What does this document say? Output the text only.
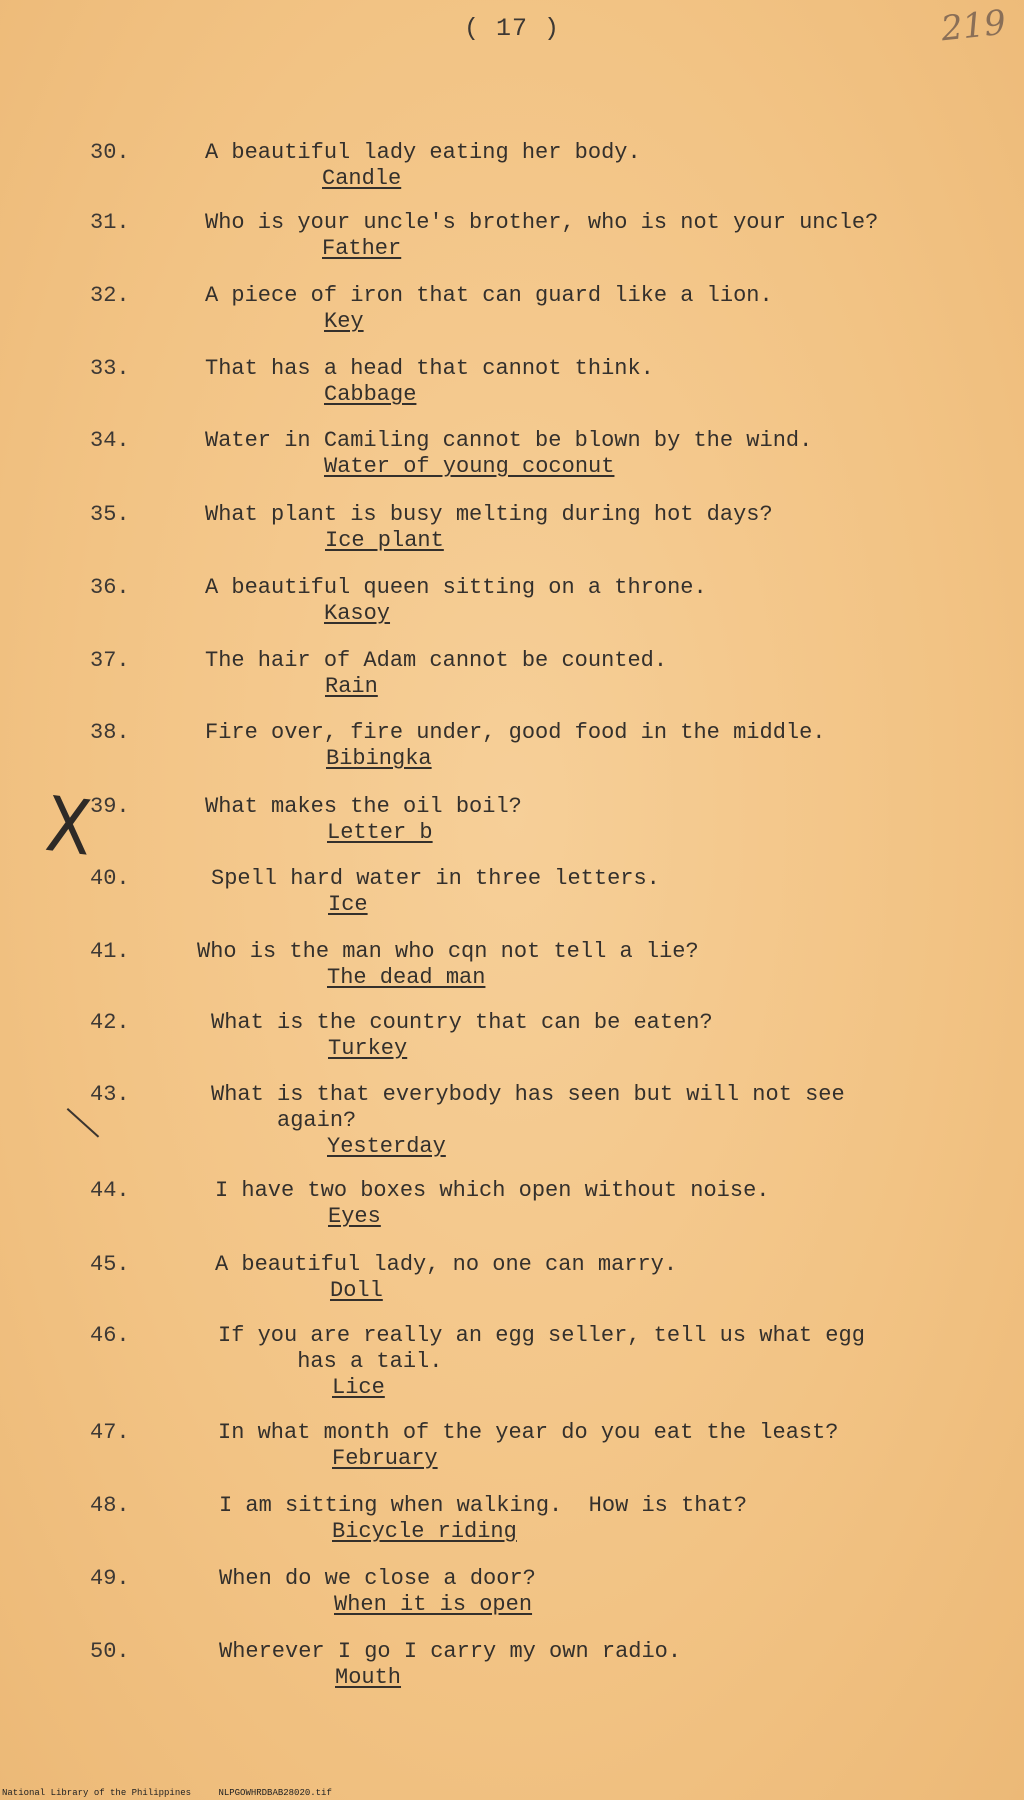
( 17 )	219
30.	A beautiful lady eating her body.
Candle
31.	Who is your uncle's brother, who is not your uncle?
Father
32.	A piece of iron that can guard like a lion.
Key
33.	That has a head that cannot think.
Cabbage
34.	Water in Camiling cannot be blown by the wind.
Water of young coconut
35.	What plant is busy melting during hot days?
Ice plant
36.	A beautiful queen sitting on a throne.
Kasoy
37.	The hair of Adam cannot be counted.
Rain
38.	Fire over, fire under, good food in the middle.
Bibingka
39.	What makes the oil boil?
Letter b
40.	Spell hard water in three letters.
Ice
41.	Who is the man who cqn not tell a lie?
The dead man
42.	What is the country that can be eaten?
Turkey
43.	What is that everybody has seen but will not see
again?
Yesterday
44.	I have two boxes which open without noise.
Eyes
45.	A beautiful lady, no one can marry.
Doll
46.	If you are really an egg seller, tell us what egg
has a tail.
Lice
47.	In what month of the year do you eat the least?
February
48.	I am sitting when walking.  How is that?
Bicycle riding
49.	When do we close a door?
When it is open
50.	Wherever I go I carry my own radio.
Mouth
X
National Library of the Philippines	NLPGOWHRDBAB28020.tif
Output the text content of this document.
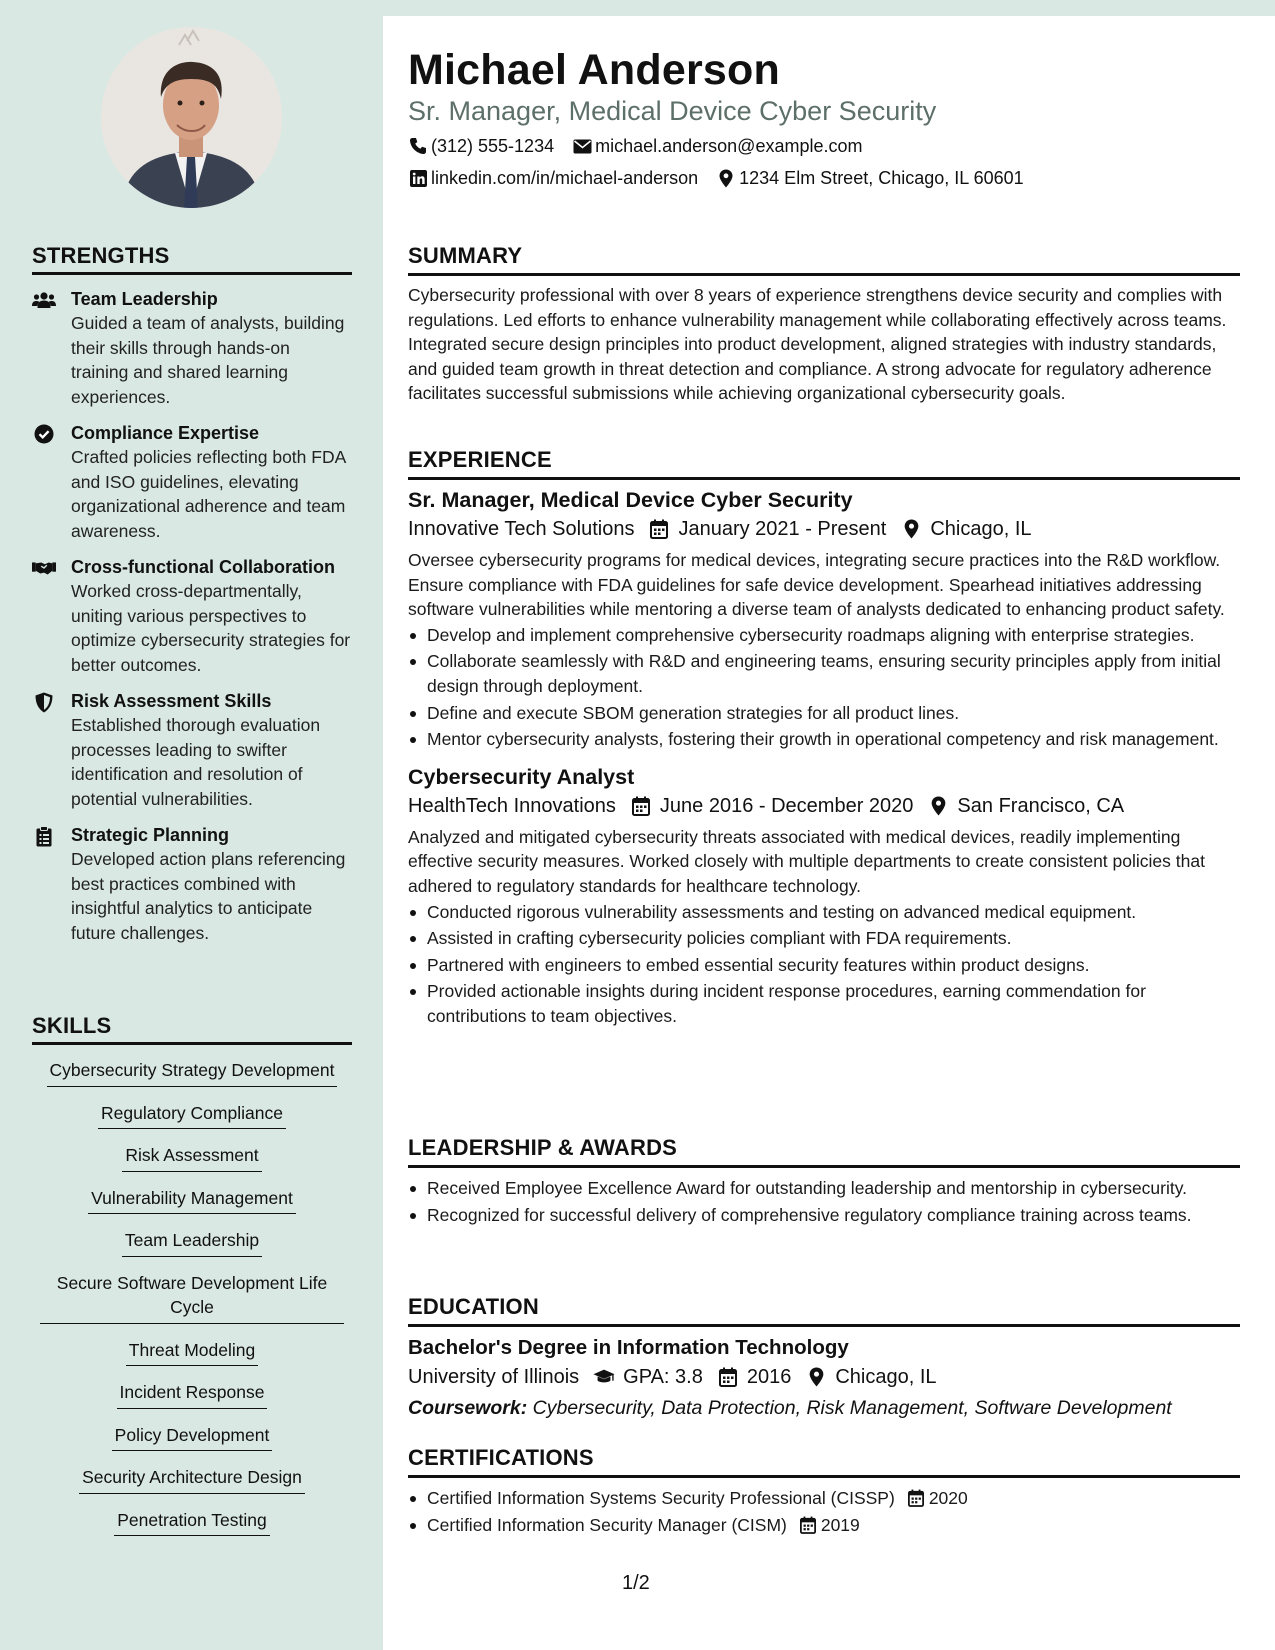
STRENGTHS
Team Leadership
Guided a team of analysts, building their skills through hands-on training and shared learning experiences.
Compliance Expertise
Crafted policies reflecting both FDA and ISO guidelines, elevating organizational adherence and team awareness.
Cross-functional Collaboration
Worked cross-departmentally, uniting various perspectives to optimize cybersecurity strategies for better outcomes.
Risk Assessment Skills
Established thorough evaluation processes leading to swifter identification and resolution of potential vulnerabilities.
Strategic Planning
Developed action plans referencing best practices combined with insightful analytics to anticipate future challenges.
SKILLS
Cybersecurity Strategy Development
Regulatory Compliance
Risk Assessment
Vulnerability Management
Team Leadership
Secure Software Development Life Cycle
Threat Modeling
Incident Response
Policy Development
Security Architecture Design
Penetration Testing
Michael Anderson
Sr. Manager, Medical Device Cyber Security
(312) 555-1234 michael.anderson@example.com
linkedin.com/in/michael-anderson 1234 Elm Street, Chicago, IL 60601
SUMMARY
Cybersecurity professional with over 8 years of experience strengthens device security and complies with regulations. Led efforts to enhance vulnerability management while collaborating effectively across teams. Integrated secure design principles into product development, aligned strategies with industry standards, and guided team growth in threat detection and compliance. A strong advocate for regulatory adherence facilitates successful submissions while achieving organizational cybersecurity goals.
EXPERIENCE
Sr. Manager, Medical Device Cyber Security
Innovative Tech Solutions January 2021 - Present Chicago, IL
Oversee cybersecurity programs for medical devices, integrating secure practices into the R&D workflow. Ensure compliance with FDA guidelines for safe device development. Spearhead initiatives addressing software vulnerabilities while mentoring a diverse team of analysts dedicated to enhancing product safety.
Develop and implement comprehensive cybersecurity roadmaps aligning with enterprise strategies.
Collaborate seamlessly with R&D and engineering teams, ensuring security principles apply from initial design through deployment.
Define and execute SBOM generation strategies for all product lines.
Mentor cybersecurity analysts, fostering their growth in operational competency and risk management.
Cybersecurity Analyst
HealthTech Innovations June 2016 - December 2020 San Francisco, CA
Analyzed and mitigated cybersecurity threats associated with medical devices, readily implementing effective security measures. Worked closely with multiple departments to create consistent policies that adhered to regulatory standards for healthcare technology.
Conducted rigorous vulnerability assessments and testing on advanced medical equipment.
Assisted in crafting cybersecurity policies compliant with FDA requirements.
Partnered with engineers to embed essential security features within product designs.
Provided actionable insights during incident response procedures, earning commendation for contributions to team objectives.
LEADERSHIP & AWARDS
Received Employee Excellence Award for outstanding leadership and mentorship in cybersecurity.
Recognized for successful delivery of comprehensive regulatory compliance training across teams.
EDUCATION
Bachelor's Degree in Information Technology
University of Illinois GPA: 3.8 2016 Chicago, IL
Coursework: Cybersecurity, Data Protection, Risk Management, Software Development
CERTIFICATIONS
Certified Information Systems Security Professional (CISSP) 2020
Certified Information Security Manager (CISM) 2019
1/2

Given exercise —
Your copy should repeat each entry above exactly but contain no pictures.

Exercise output —
What does this document say? Output the text only.
( 17 )	219
30.	A beautiful lady eating her body.
Candle
31.	Who is your uncle's brother, who is not your uncle?
Father
32.	A piece of iron that can guard like a lion.
Key
33.	That has a head that cannot think.
Cabbage
34.	Water in Camiling cannot be blown by the wind.
Water of young coconut
35.	What plant is busy melting during hot days?
Ice plant
36.	A beautiful queen sitting on a throne.
Kasoy
37.	The hair of Adam cannot be counted.
Rain
38.	Fire over, fire under, good food in the middle.
Bibingka
39.	What makes the oil boil?
Letter b
40.	Spell hard water in three letters.
Ice
41.	Who is the man who cqn not tell a lie?
The dead man
42.	What is the country that can be eaten?
Turkey
43.	What is that everybody has seen but will not see
again?
Yesterday
44.	I have two boxes which open without noise.
Eyes
45.	A beautiful lady, no one can marry.
Doll
46.	If you are really an egg seller, tell us what egg
has a tail.
Lice
47.	In what month of the year do you eat the least?
February
48.	I am sitting when walking.  How is that?
Bicycle riding
49.	When do we close a door?
When it is open
50.	Wherever I go I carry my own radio.
Mouth
X
National Library of the Philippines	NLPGOWHRDBAB28020.tif
Output the text content of this document.
STRENGTHS
Team Leadership
Guided a team of analysts, building their skills through hands-on training and shared learning experiences.
Compliance Expertise
Crafted policies reflecting both FDA and ISO guidelines, elevating organizational adherence and team awareness.
Cross-functional Collaboration
Worked cross-departmentally, uniting various perspectives to optimize cybersecurity strategies for better outcomes.
Risk Assessment Skills
Established thorough evaluation processes leading to swifter identification and resolution of potential vulnerabilities.
Strategic Planning
Developed action plans referencing best practices combined with insightful analytics to anticipate future challenges.
SKILLS
Cybersecurity Strategy Development
Regulatory Compliance
Risk Assessment
Vulnerability Management
Team Leadership
Secure Software Development Life Cycle
Threat Modeling
Incident Response
Policy Development
Security Architecture Design
Penetration Testing
Michael Anderson
Sr. Manager, Medical Device Cyber Security
(312) 555-1234 michael.anderson@example.com
linkedin.com/in/michael-anderson 1234 Elm Street, Chicago, IL 60601
SUMMARY
Cybersecurity professional with over 8 years of experience strengthens device security and complies with regulations. Led efforts to enhance vulnerability management while collaborating effectively across teams. Integrated secure design principles into product development, aligned strategies with industry standards, and guided team growth in threat detection and compliance. A strong advocate for regulatory adherence facilitates successful submissions while achieving organizational cybersecurity goals.
EXPERIENCE
Sr. Manager, Medical Device Cyber Security
Innovative Tech Solutions January 2021 - Present Chicago, IL
Oversee cybersecurity programs for medical devices, integrating secure practices into the R&D workflow. Ensure compliance with FDA guidelines for safe device development. Spearhead initiatives addressing software vulnerabilities while mentoring a diverse team of analysts dedicated to enhancing product safety.
Develop and implement comprehensive cybersecurity roadmaps aligning with enterprise strategies.
Collaborate seamlessly with R&D and engineering teams, ensuring security principles apply from initial design through deployment.
Define and execute SBOM generation strategies for all product lines.
Mentor cybersecurity analysts, fostering their growth in operational competency and risk management.
Cybersecurity Analyst
HealthTech Innovations June 2016 - December 2020 San Francisco, CA
Analyzed and mitigated cybersecurity threats associated with medical devices, readily implementing effective security measures. Worked closely with multiple departments to create consistent policies that adhered to regulatory standards for healthcare technology.
Conducted rigorous vulnerability assessments and testing on advanced medical equipment.
Assisted in crafting cybersecurity policies compliant with FDA requirements.
Partnered with engineers to embed essential security features within product designs.
Provided actionable insights during incident response procedures, earning commendation for contributions to team objectives.
LEADERSHIP & AWARDS
Received Employee Excellence Award for outstanding leadership and mentorship in cybersecurity.
Recognized for successful delivery of comprehensive regulatory compliance training across teams.
EDUCATION
Bachelor's Degree in Information Technology
University of Illinois GPA: 3.8 2016 Chicago, IL
Coursework: Cybersecurity, Data Protection, Risk Management, Software Development
CERTIFICATIONS
Certified Information Systems Security Professional (CISSP) 2020
Certified Information Security Manager (CISM) 2019
1/2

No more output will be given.